Work instructions: Quote the records in full and leave their pictures out.

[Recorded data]
------------------------------------------------

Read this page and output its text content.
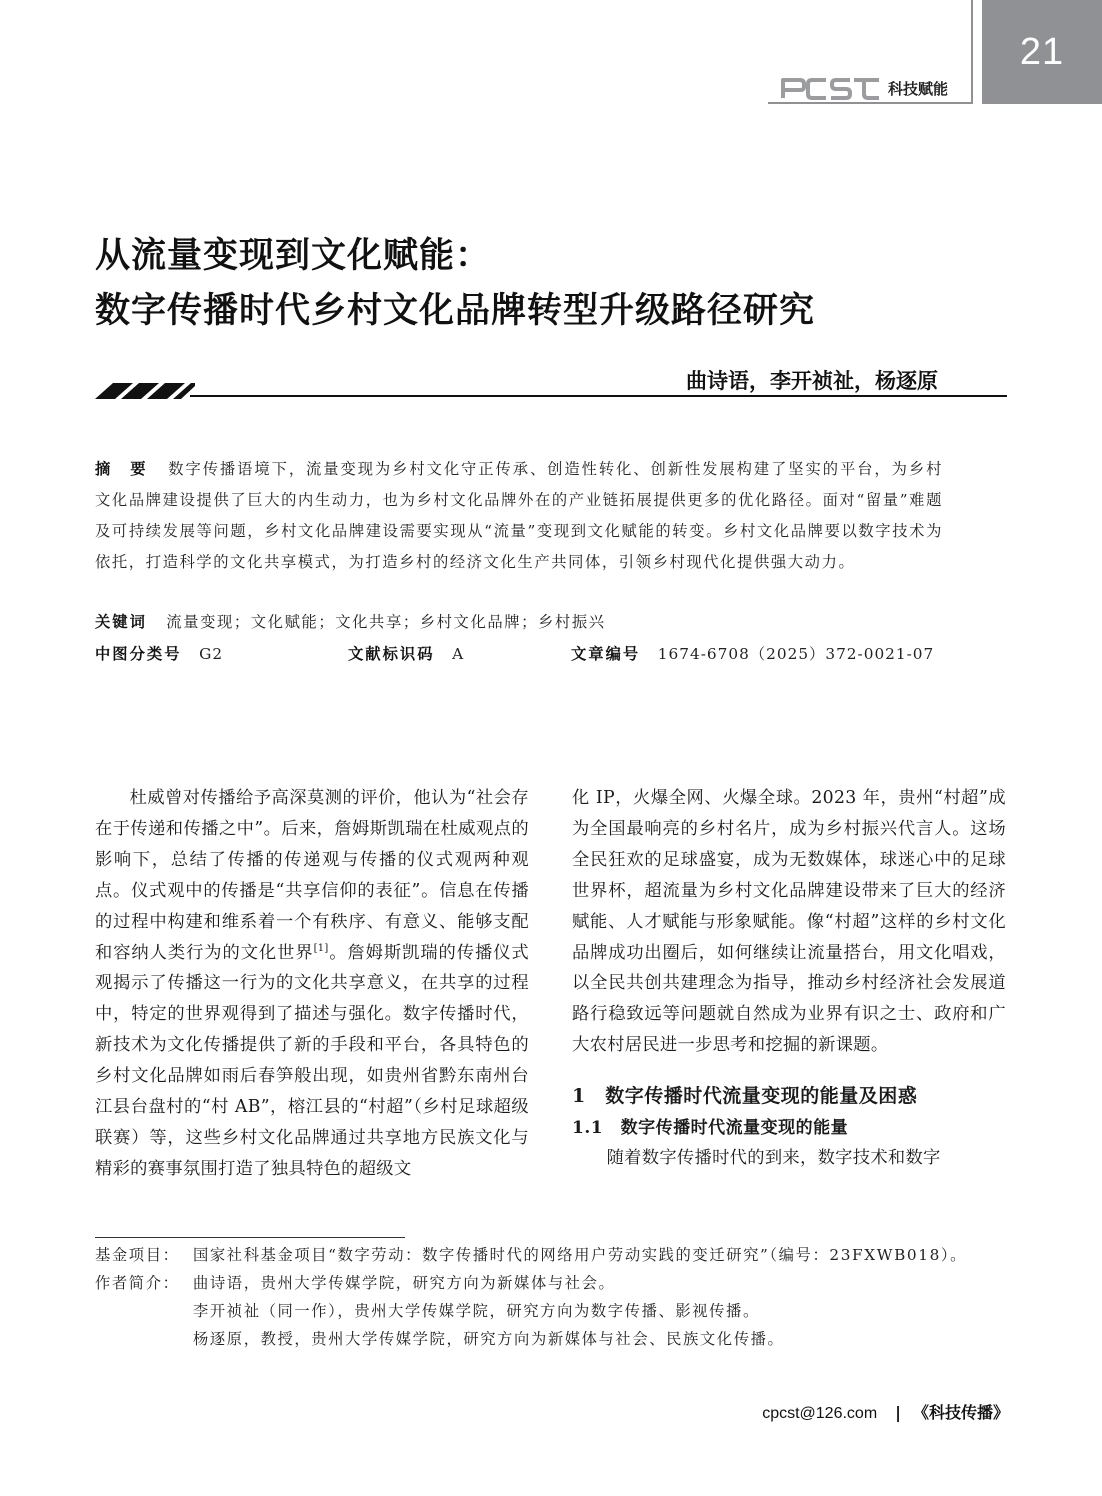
21
科技赋能
从流量变现到文化赋能：
数字传播时代乡村文化品牌转型升级路径研究
曲诗语，李开祯祉，杨逐原
摘　要 数字传播语境下，流量变现为乡村文化守正传承、创造性转化、创新性发展构建了坚实的平台，为乡村文化品牌建设提供了巨大的内生动力，也为乡村文化品牌外在的产业链拓展提供更多的优化路径。面对“留量”难题及可持续发展等问题，乡村文化品牌建设需要实现从“流量”变现到文化赋能的转变。乡村文化品牌要以数字技术为依托，打造科学的文化共享模式，为打造乡村的经济文化生产共同体，引领乡村现代化提供强大动力。
关键词 流量变现；文化赋能；文化共享；乡村文化品牌；乡村振兴
中图分类号 G2	文献标识码 A	文章编号 1674-6708（2025）372-0021-07

杜威曾对传播给予高深莫测的评价，他认为“社会存在于传递和传播之中”。后来，詹姆斯凯瑞在杜威观点的影响下，总结了传播的传递观与传播的仪式观两种观点。仪式观中的传播是“共享信仰的表征”。信息在传播的过程中构建和维系着一个有秩序、有意义、能够支配和容纳人类行为的文化世界[1]。詹姆斯凯瑞的传播仪式观揭示了传播这一行为的文化共享意义，在共享的过程中，特定的世界观得到了描述与强化。数字传播时代，新技术为文化传播提供了新的手段和平台，各具特色的乡村文化品牌如雨后春笋般出现，如贵州省黔东南州台江县台盘村的“村 AB”，榕江县的“村超”（乡村足球超级联赛）等，这些乡村文化品牌通过共享地方民族文化与精彩的赛事氛围打造了独具特色的超级文

化 IP，火爆全网、火爆全球。2023 年，贵州“村超”成为全国最响亮的乡村名片，成为乡村振兴代言人。这场全民狂欢的足球盛宴，成为无数媒体，球迷心中的足球世界杯，超流量为乡村文化品牌建设带来了巨大的经济赋能、人才赋能与形象赋能。像“村超”这样的乡村文化品牌成功出圈后，如何继续让流量搭台，用文化唱戏，以全民共创共建理念为指导，推动乡村经济社会发展道路行稳致远等问题就自然成为业界有识之士、政府和广大农村居民进一步思考和挖掘的新课题。

1　数字传播时代流量变现的能量及困惑
1.1　数字传播时代流量变现的能量

随着数字传播时代的到来，数字技术和数字

基金项目： 国家社科基金项目“数字劳动：数字传播时代的网络用户劳动实践的变迁研究”（编号：23FXWB018）。
作者简介： 曲诗语，贵州大学传媒学院，研究方向为新媒体与社会。
李开祯祉（同一作），贵州大学传媒学院，研究方向为数字传播、影视传播。
杨逐原，教授，贵州大学传媒学院，研究方向为新媒体与社会、民族文化传播。
cpcst@126.com | 《科技传播》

------------------------------------------------

Result for this task:
Read this page and output its text content.
21
科技赋能
从流量变现到文化赋能：
数字传播时代乡村文化品牌转型升级路径研究
曲诗语，李开祯祉，杨逐原
摘　要 数字传播语境下，流量变现为乡村文化守正传承、创造性转化、创新性发展构建了坚实的平台，为乡村文化品牌建设提供了巨大的内生动力，也为乡村文化品牌外在的产业链拓展提供更多的优化路径。面对“留量”难题及可持续发展等问题，乡村文化品牌建设需要实现从“流量”变现到文化赋能的转变。乡村文化品牌要以数字技术为依托，打造科学的文化共享模式，为打造乡村的经济文化生产共同体，引领乡村现代化提供强大动力。
关键词 流量变现；文化赋能；文化共享；乡村文化品牌；乡村振兴
中图分类号 G2	文献标识码 A	文章编号 1674-6708（2025）372-0021-07

杜威曾对传播给予高深莫测的评价，他认为“社会存在于传递和传播之中”。后来，詹姆斯凯瑞在杜威观点的影响下，总结了传播的传递观与传播的仪式观两种观点。仪式观中的传播是“共享信仰的表征”。信息在传播的过程中构建和维系着一个有秩序、有意义、能够支配和容纳人类行为的文化世界[1]。詹姆斯凯瑞的传播仪式观揭示了传播这一行为的文化共享意义，在共享的过程中，特定的世界观得到了描述与强化。数字传播时代，新技术为文化传播提供了新的手段和平台，各具特色的乡村文化品牌如雨后春笋般出现，如贵州省黔东南州台江县台盘村的“村 AB”，榕江县的“村超”（乡村足球超级联赛）等，这些乡村文化品牌通过共享地方民族文化与精彩的赛事氛围打造了独具特色的超级文

化 IP，火爆全网、火爆全球。2023 年，贵州“村超”成为全国最响亮的乡村名片，成为乡村振兴代言人。这场全民狂欢的足球盛宴，成为无数媒体，球迷心中的足球世界杯，超流量为乡村文化品牌建设带来了巨大的经济赋能、人才赋能与形象赋能。像“村超”这样的乡村文化品牌成功出圈后，如何继续让流量搭台，用文化唱戏，以全民共创共建理念为指导，推动乡村经济社会发展道路行稳致远等问题就自然成为业界有识之士、政府和广大农村居民进一步思考和挖掘的新课题。

1　数字传播时代流量变现的能量及困惑
1.1　数字传播时代流量变现的能量

随着数字传播时代的到来，数字技术和数字

基金项目： 国家社科基金项目“数字劳动：数字传播时代的网络用户劳动实践的变迁研究”（编号：23FXWB018）。
作者简介： 曲诗语，贵州大学传媒学院，研究方向为新媒体与社会。
李开祯祉（同一作），贵州大学传媒学院，研究方向为数字传播、影视传播。
杨逐原，教授，贵州大学传媒学院，研究方向为新媒体与社会、民族文化传播。
cpcst@126.com | 《科技传播》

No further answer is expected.